* **Data shown**
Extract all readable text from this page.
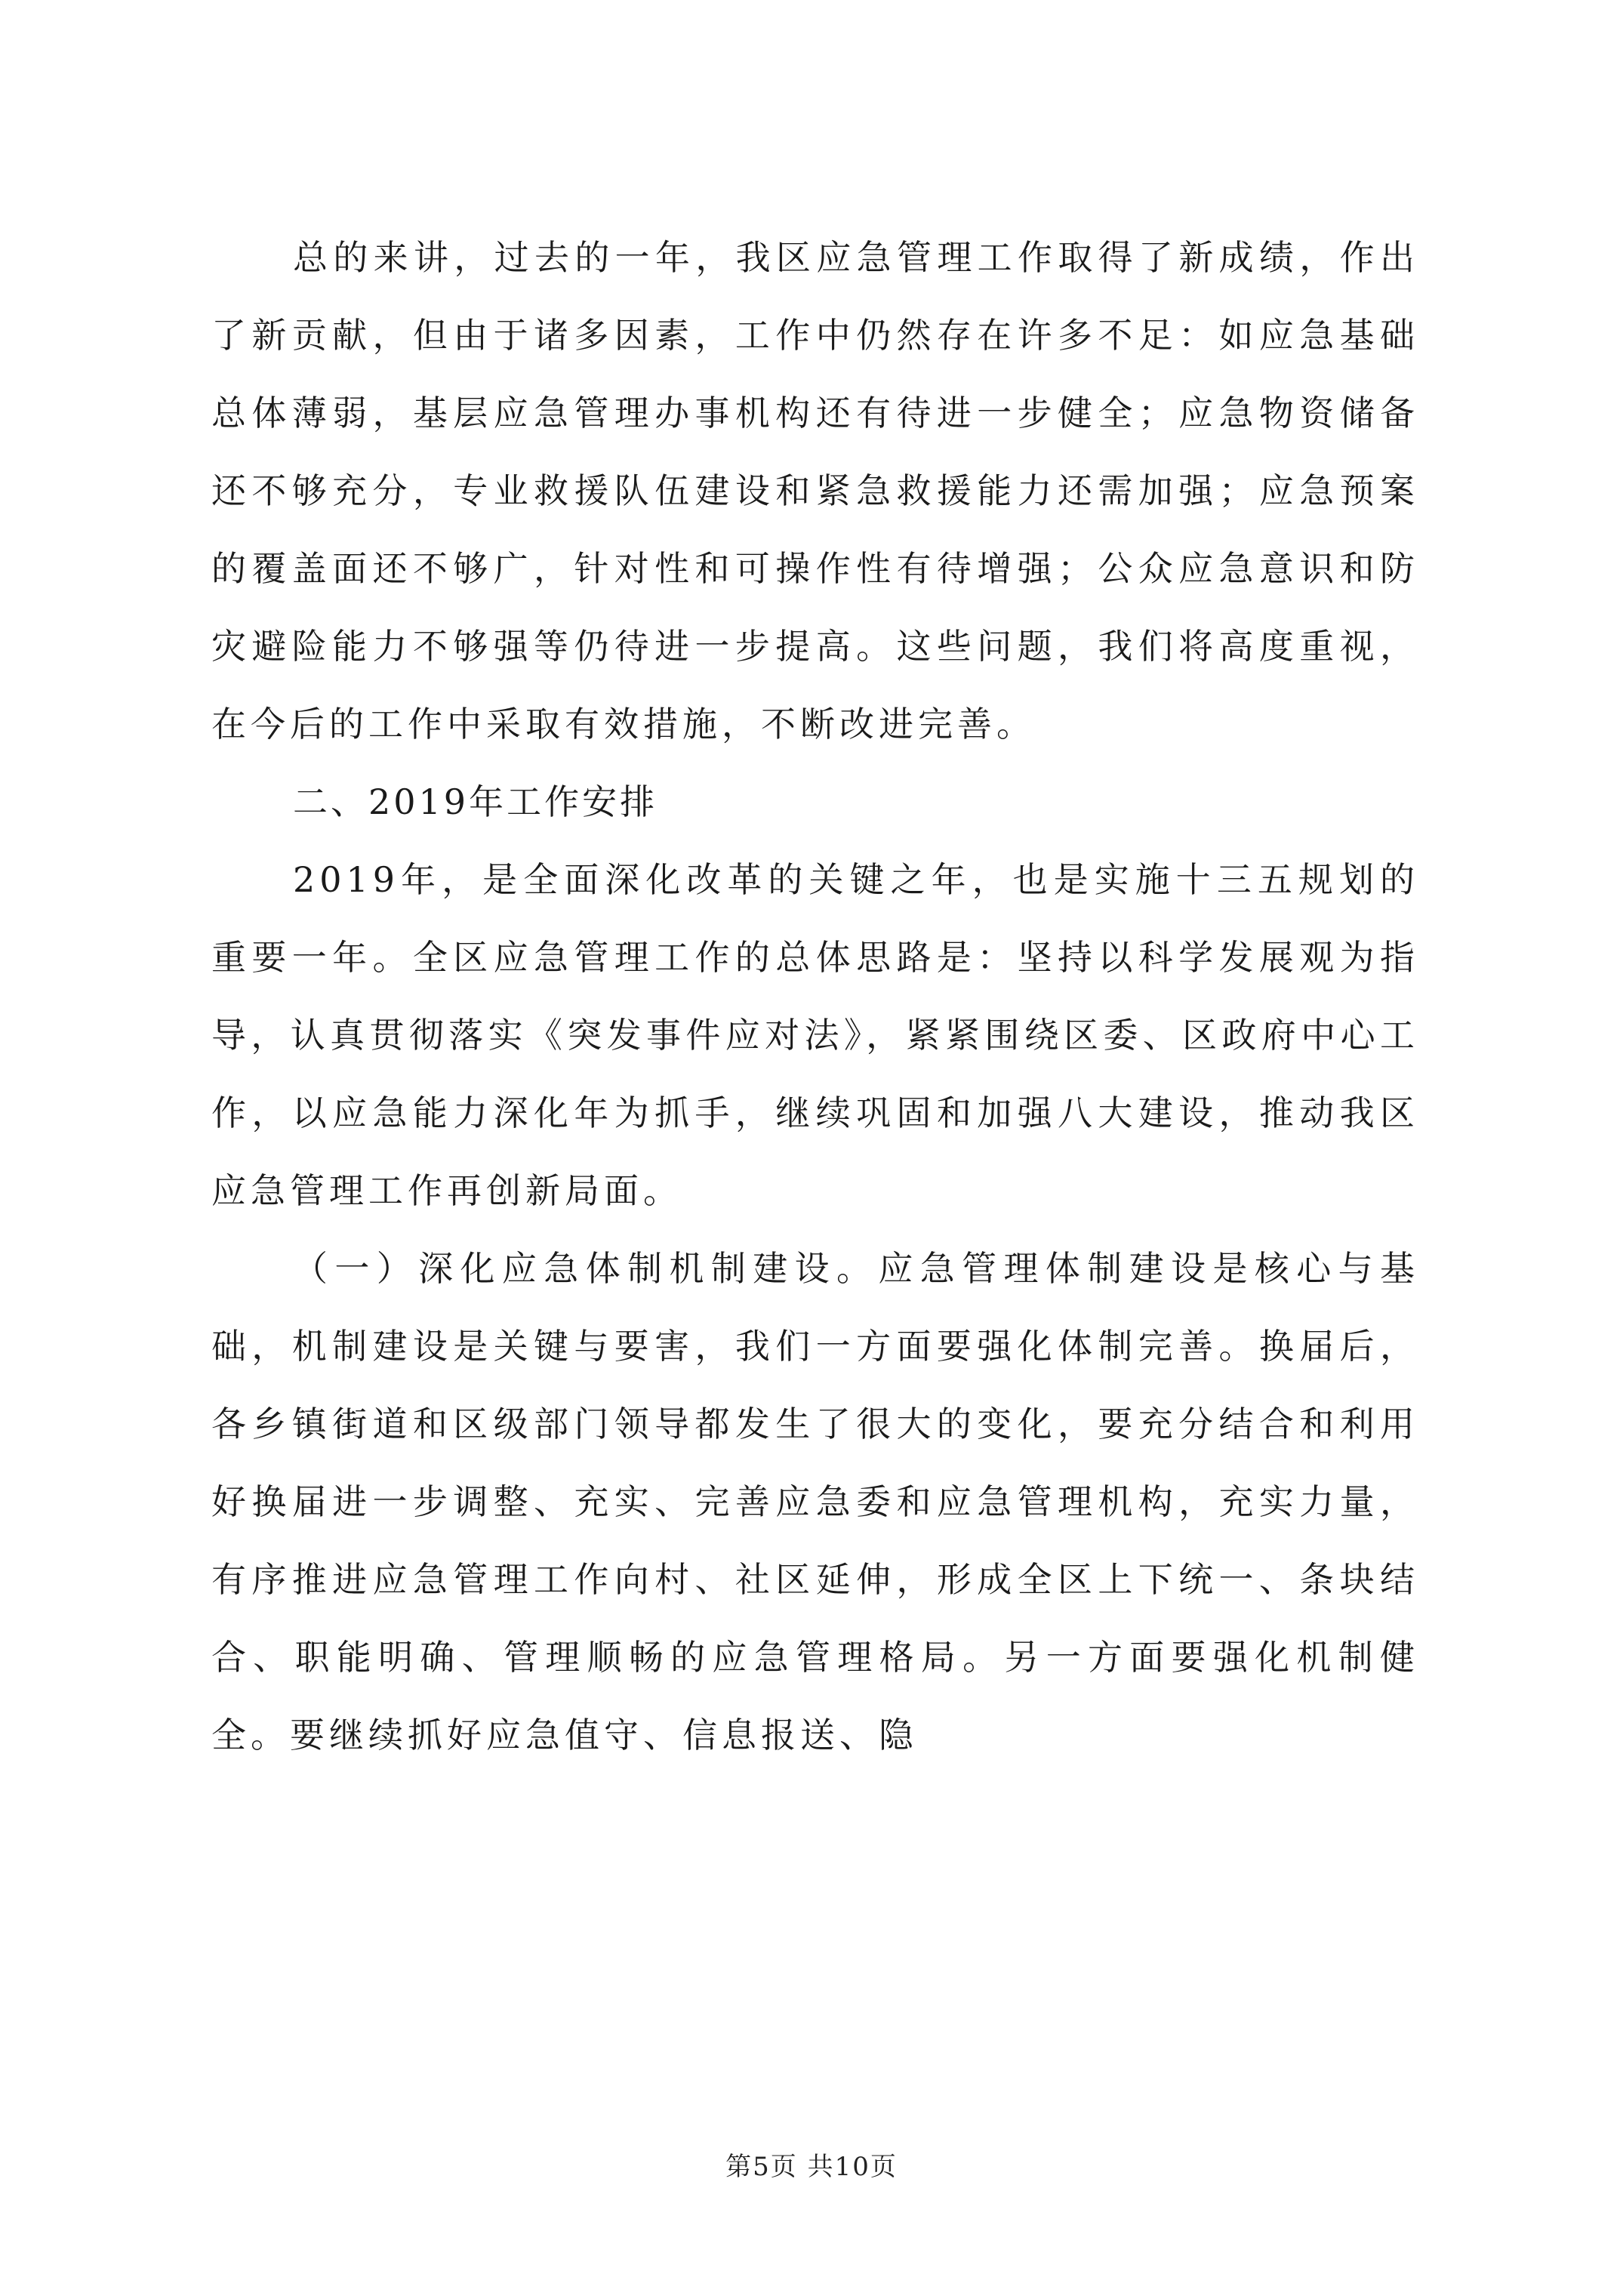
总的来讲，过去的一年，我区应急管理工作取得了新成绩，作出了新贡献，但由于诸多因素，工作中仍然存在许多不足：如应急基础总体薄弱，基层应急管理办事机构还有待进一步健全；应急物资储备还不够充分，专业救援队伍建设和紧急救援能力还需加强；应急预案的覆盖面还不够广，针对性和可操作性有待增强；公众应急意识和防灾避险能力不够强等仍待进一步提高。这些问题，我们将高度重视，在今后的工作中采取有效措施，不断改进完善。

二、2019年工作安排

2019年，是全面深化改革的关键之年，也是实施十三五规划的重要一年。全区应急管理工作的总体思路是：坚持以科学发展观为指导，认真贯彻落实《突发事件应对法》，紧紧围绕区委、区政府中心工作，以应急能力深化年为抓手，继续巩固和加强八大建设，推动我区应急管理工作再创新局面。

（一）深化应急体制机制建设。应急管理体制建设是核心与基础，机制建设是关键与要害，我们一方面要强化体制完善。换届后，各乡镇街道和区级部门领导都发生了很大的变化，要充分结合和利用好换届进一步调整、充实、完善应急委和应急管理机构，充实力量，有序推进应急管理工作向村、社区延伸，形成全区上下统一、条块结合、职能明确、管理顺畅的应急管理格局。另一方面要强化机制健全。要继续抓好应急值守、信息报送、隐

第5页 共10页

* **Task goal**
Your task is to repeat the material above exactly, without its pictures.

* **In response**
Extract all readable text from this page.
总的来讲，过去的一年，我区应急管理工作取得了新成绩，作出了新贡献，但由于诸多因素，工作中仍然存在许多不足：如应急基础总体薄弱，基层应急管理办事机构还有待进一步健全；应急物资储备还不够充分，专业救援队伍建设和紧急救援能力还需加强；应急预案的覆盖面还不够广，针对性和可操作性有待增强；公众应急意识和防灾避险能力不够强等仍待进一步提高。这些问题，我们将高度重视，在今后的工作中采取有效措施，不断改进完善。

二、2019年工作安排

2019年，是全面深化改革的关键之年，也是实施十三五规划的重要一年。全区应急管理工作的总体思路是：坚持以科学发展观为指导，认真贯彻落实《突发事件应对法》，紧紧围绕区委、区政府中心工作，以应急能力深化年为抓手，继续巩固和加强八大建设，推动我区应急管理工作再创新局面。

（一）深化应急体制机制建设。应急管理体制建设是核心与基础，机制建设是关键与要害，我们一方面要强化体制完善。换届后，各乡镇街道和区级部门领导都发生了很大的变化，要充分结合和利用好换届进一步调整、充实、完善应急委和应急管理机构，充实力量，有序推进应急管理工作向村、社区延伸，形成全区上下统一、条块结合、职能明确、管理顺畅的应急管理格局。另一方面要强化机制健全。要继续抓好应急值守、信息报送、隐

第5页 共10页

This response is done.